[Collection entries]
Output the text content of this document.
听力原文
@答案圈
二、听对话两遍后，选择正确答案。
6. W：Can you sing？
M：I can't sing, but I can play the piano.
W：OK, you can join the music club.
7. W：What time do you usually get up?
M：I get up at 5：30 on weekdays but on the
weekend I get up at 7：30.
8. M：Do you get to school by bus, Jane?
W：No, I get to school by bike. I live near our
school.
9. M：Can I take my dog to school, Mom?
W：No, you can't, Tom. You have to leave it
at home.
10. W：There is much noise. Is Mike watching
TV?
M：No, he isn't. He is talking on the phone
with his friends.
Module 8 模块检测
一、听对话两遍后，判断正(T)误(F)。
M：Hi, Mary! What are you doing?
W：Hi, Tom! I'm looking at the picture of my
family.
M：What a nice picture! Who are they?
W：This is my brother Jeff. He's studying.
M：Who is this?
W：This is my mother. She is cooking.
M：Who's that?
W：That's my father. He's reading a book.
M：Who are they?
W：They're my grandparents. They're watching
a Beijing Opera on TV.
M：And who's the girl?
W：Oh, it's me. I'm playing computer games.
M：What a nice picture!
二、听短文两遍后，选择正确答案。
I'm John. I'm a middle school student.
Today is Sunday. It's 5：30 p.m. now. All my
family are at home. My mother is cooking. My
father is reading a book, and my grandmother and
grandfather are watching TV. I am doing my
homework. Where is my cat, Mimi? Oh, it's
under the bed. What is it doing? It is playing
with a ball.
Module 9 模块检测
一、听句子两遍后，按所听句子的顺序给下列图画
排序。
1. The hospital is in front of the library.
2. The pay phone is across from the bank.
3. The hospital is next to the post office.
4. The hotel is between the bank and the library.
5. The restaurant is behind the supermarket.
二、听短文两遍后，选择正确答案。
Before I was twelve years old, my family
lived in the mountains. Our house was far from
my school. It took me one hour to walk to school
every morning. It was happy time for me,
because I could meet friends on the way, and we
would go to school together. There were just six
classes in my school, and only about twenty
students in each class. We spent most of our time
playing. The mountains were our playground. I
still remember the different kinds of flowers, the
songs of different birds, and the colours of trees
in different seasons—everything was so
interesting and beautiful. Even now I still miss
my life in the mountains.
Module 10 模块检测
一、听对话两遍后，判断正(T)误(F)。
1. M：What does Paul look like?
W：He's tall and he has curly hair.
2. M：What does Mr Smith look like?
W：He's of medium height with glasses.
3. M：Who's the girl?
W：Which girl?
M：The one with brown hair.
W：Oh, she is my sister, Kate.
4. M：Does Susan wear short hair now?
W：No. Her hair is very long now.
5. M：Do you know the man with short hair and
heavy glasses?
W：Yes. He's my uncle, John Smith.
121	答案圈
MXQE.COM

■ Written instruction:
Find the lines above holding the word "playing" and show them.

■ Solution:
W：Oh, it's me. I'm playing computer games.
under the bed. What is it doing? It is playing
playing. The mountains were our playground. I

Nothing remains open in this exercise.